» DO THIS: Scan the records for the word "مساهمة". Copy each line that includes it.

» EXTRACTED MATERIAL:
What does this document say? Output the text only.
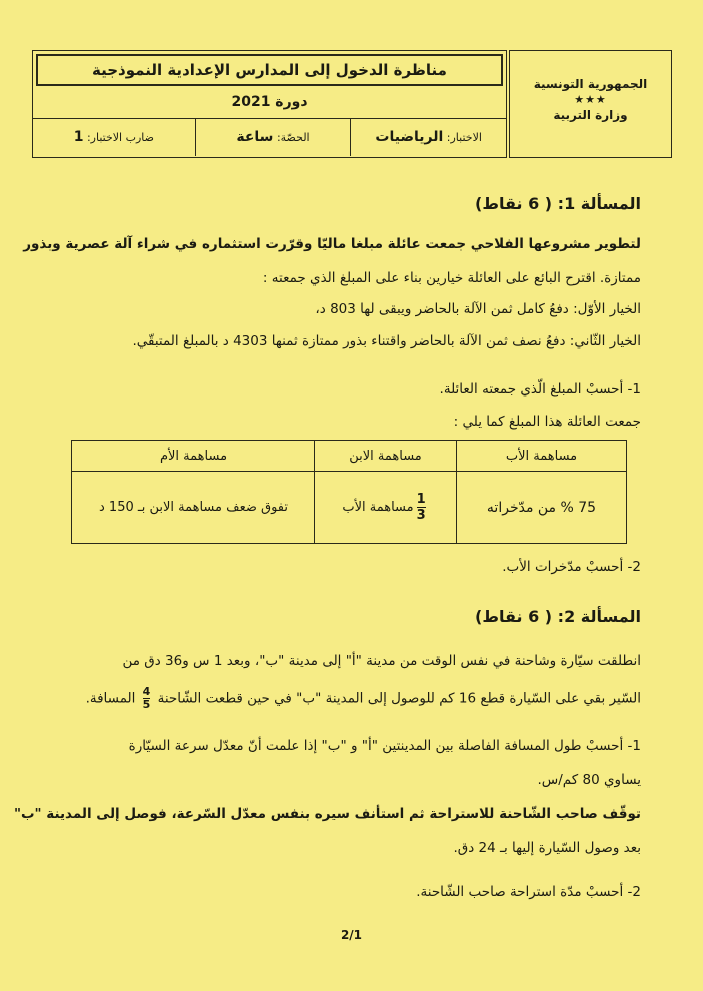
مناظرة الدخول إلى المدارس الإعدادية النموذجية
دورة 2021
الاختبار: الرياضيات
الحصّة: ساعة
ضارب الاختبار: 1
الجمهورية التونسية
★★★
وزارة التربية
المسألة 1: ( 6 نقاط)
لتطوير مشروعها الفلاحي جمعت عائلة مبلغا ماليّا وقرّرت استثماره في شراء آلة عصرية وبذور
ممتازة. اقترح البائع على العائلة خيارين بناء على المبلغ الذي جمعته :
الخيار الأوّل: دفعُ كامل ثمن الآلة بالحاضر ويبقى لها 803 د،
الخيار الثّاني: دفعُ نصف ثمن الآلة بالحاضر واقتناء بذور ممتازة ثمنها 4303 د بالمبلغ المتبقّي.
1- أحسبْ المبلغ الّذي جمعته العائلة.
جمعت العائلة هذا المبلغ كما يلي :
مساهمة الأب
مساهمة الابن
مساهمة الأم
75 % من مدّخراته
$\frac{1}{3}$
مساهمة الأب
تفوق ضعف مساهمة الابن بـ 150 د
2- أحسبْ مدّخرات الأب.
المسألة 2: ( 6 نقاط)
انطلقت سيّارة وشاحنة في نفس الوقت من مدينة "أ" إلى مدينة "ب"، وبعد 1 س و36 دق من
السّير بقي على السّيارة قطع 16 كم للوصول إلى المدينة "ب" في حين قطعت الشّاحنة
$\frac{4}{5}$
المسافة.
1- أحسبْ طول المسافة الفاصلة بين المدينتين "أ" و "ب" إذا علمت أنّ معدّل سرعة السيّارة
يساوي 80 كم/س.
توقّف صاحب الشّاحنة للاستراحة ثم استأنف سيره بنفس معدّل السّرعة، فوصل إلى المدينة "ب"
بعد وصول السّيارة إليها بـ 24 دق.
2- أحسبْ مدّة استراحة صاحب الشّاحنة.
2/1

» TASK RESPONSE:
مساهمة الأب
مساهمة الابن
مساهمة الأم
مساهمة الأب
تفوق ضعف مساهمة الابن بـ 150 د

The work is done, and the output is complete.